* [SHORT PROBLEM] Your task is to give the data again, exactly, with every line intact.

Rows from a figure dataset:
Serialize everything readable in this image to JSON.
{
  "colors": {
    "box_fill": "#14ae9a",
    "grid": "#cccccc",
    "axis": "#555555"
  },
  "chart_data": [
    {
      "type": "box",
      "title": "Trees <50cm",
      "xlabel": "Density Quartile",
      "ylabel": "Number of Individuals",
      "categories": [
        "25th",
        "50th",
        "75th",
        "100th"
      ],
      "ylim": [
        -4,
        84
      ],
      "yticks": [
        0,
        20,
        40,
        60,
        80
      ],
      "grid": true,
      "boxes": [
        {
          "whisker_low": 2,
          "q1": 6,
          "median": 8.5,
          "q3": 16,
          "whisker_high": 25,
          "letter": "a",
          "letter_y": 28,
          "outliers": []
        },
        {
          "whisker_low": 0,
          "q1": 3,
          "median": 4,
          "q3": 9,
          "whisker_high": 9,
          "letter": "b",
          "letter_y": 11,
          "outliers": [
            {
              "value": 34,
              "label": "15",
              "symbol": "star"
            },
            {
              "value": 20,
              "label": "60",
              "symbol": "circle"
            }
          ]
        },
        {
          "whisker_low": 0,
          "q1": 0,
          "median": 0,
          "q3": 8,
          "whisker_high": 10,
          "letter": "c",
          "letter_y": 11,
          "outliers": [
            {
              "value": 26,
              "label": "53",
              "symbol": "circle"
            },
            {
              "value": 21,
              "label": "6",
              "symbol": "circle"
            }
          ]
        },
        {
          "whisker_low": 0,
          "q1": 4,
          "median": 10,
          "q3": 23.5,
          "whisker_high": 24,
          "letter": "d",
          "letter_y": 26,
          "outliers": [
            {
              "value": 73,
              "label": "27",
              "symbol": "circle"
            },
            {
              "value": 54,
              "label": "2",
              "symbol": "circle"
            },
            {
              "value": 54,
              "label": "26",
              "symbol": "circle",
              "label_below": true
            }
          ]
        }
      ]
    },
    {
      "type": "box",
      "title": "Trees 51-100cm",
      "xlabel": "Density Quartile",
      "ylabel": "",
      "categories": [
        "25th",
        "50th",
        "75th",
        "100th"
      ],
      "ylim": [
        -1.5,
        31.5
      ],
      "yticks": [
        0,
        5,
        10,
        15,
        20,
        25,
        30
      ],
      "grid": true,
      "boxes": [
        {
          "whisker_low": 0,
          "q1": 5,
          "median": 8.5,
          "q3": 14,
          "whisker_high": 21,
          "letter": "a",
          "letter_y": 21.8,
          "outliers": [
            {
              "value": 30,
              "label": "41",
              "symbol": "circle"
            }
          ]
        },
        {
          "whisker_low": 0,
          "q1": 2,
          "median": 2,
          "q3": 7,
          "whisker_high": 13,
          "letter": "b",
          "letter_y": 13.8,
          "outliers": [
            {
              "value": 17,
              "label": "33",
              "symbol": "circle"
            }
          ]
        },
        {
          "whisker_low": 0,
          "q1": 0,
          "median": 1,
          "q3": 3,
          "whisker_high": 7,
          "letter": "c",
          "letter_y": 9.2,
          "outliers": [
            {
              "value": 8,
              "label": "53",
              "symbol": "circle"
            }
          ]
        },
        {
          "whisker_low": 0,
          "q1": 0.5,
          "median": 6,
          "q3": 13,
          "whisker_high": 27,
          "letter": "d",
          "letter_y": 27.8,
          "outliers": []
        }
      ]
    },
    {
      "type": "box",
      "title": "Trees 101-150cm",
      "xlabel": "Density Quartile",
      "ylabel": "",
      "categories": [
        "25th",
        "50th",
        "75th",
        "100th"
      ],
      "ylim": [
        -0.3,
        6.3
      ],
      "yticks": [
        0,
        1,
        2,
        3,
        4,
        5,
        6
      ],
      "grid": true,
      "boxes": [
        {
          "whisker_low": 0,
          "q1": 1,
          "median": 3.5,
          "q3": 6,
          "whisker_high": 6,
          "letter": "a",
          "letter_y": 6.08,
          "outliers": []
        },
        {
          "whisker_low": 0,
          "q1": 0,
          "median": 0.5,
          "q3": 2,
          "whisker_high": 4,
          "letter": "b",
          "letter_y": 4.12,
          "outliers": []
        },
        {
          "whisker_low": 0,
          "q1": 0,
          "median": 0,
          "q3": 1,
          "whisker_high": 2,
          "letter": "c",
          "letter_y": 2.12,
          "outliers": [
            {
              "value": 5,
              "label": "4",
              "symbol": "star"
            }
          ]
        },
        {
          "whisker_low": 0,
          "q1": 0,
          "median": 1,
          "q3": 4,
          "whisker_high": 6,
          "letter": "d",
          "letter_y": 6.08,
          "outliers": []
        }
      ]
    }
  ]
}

* [ANSWER IN FULL]
Serialize everything readable in this image to JSON.
{
  "colors": {
    "box_fill": "#14ae9a",
    "grid": "#cccccc",
    "axis": "#555555"
  },
  "chart_data": [
    {
      "type": "box",
      "title": "Trees <50cm",
      "xlabel": "Density Quartile",
      "ylabel": "Number of Individuals",
      "categories": [
        "25th",
        "50th",
        "75th",
        "100th"
      ],
      "ylim": [
        -4,
        84
      ],
      "yticks": [
        0,
        20,
        40,
        60,
        80
      ],
      "grid": true,
      "boxes": [
        {
          "whisker_low": 2,
          "q1": 6,
          "median": 8.5,
          "q3": 16,
          "whisker_high": 25,
          "letter": "a",
          "letter_y": 28,
          "outliers": []
        },
        {
          "whisker_low": 0,
          "q1": 3,
          "median": 4,
          "q3": 9,
          "whisker_high": 9,
          "letter": "b",
          "letter_y": 11,
          "outliers": [
            {
              "value": 34,
              "label": "15",
              "symbol": "star"
            },
            {
              "value": 20,
              "label": "60",
              "symbol": "circle"
            }
          ]
        },
        {
          "whisker_low": 0,
          "q1": 0,
          "median": 0,
          "q3": 8,
          "whisker_high": 10,
          "letter": "c",
          "letter_y": 11,
          "outliers": [
            {
              "value": 26,
              "label": "53",
              "symbol": "circle"
            },
            {
              "value": 21,
              "label": "6",
              "symbol": "circle"
            }
          ]
        },
        {
          "whisker_low": 0,
          "q1": 4,
          "median": 10,
          "q3": 23.5,
          "whisker_high": 24,
          "letter": "d",
          "letter_y": 26,
          "outliers": [
            {
              "value": 73,
              "label": "27",
              "symbol": "circle"
            },
            {
              "value": 54,
              "label": "2",
              "symbol": "circle"
            },
            {
              "value": 54,
              "label": "26",
              "symbol": "circle",
              "label_below": true
            }
          ]
        }
      ]
    },
    {
      "type": "box",
      "title": "Trees 51-100cm",
      "xlabel": "Density Quartile",
      "ylabel": "",
      "categories": [
        "25th",
        "50th",
        "75th",
        "100th"
      ],
      "ylim": [
        -1.5,
        31.5
      ],
      "yticks": [
        0,
        5,
        10,
        15,
        20,
        25,
        30
      ],
      "grid": true,
      "boxes": [
        {
          "whisker_low": 0,
          "q1": 5,
          "median": 8.5,
          "q3": 14,
          "whisker_high": 21,
          "letter": "a",
          "letter_y": 21.8,
          "outliers": [
            {
              "value": 30,
              "label": "41",
              "symbol": "circle"
            }
          ]
        },
        {
          "whisker_low": 0,
          "q1": 2,
          "median": 2,
          "q3": 7,
          "whisker_high": 13,
          "letter": "b",
          "letter_y": 13.8,
          "outliers": [
            {
              "value": 17,
              "label": "33",
              "symbol": "circle"
            }
          ]
        },
        {
          "whisker_low": 0,
          "q1": 0,
          "median": 1,
          "q3": 3,
          "whisker_high": 7,
          "letter": "c",
          "letter_y": 9.2,
          "outliers": [
            {
              "value": 8,
              "label": "53",
              "symbol": "circle"
            }
          ]
        },
        {
          "whisker_low": 0,
          "q1": 0.5,
          "median": 6,
          "q3": 13,
          "whisker_high": 27,
          "letter": "d",
          "letter_y": 27.8,
          "outliers": []
        }
      ]
    },
    {
      "type": "box",
      "title": "Trees 101-150cm",
      "xlabel": "Density Quartile",
      "ylabel": "",
      "categories": [
        "25th",
        "50th",
        "75th",
        "100th"
      ],
      "ylim": [
        -0.3,
        6.3
      ],
      "yticks": [
        0,
        1,
        2,
        3,
        4,
        5,
        6
      ],
      "grid": true,
      "boxes": [
        {
          "whisker_low": 0,
          "q1": 1,
          "median": 3.5,
          "q3": 6,
          "whisker_high": 6,
          "letter": "a",
          "letter_y": 6.08,
          "outliers": []
        },
        {
          "whisker_low": 0,
          "q1": 0,
          "median": 0.5,
          "q3": 2,
          "whisker_high": 4,
          "letter": "b",
          "letter_y": 4.12,
          "outliers": []
        },
        {
          "whisker_low": 0,
          "q1": 0,
          "median": 0,
          "q3": 1,
          "whisker_high": 2,
          "letter": "c",
          "letter_y": 2.12,
          "outliers": [
            {
              "value": 5,
              "label": "4",
              "symbol": "star"
            }
          ]
        },
        {
          "whisker_low": 0,
          "q1": 0,
          "median": 1,
          "q3": 4,
          "whisker_high": 6,
          "letter": "d",
          "letter_y": 6.08,
          "outliers": []
        }
      ]
    }
  ]
}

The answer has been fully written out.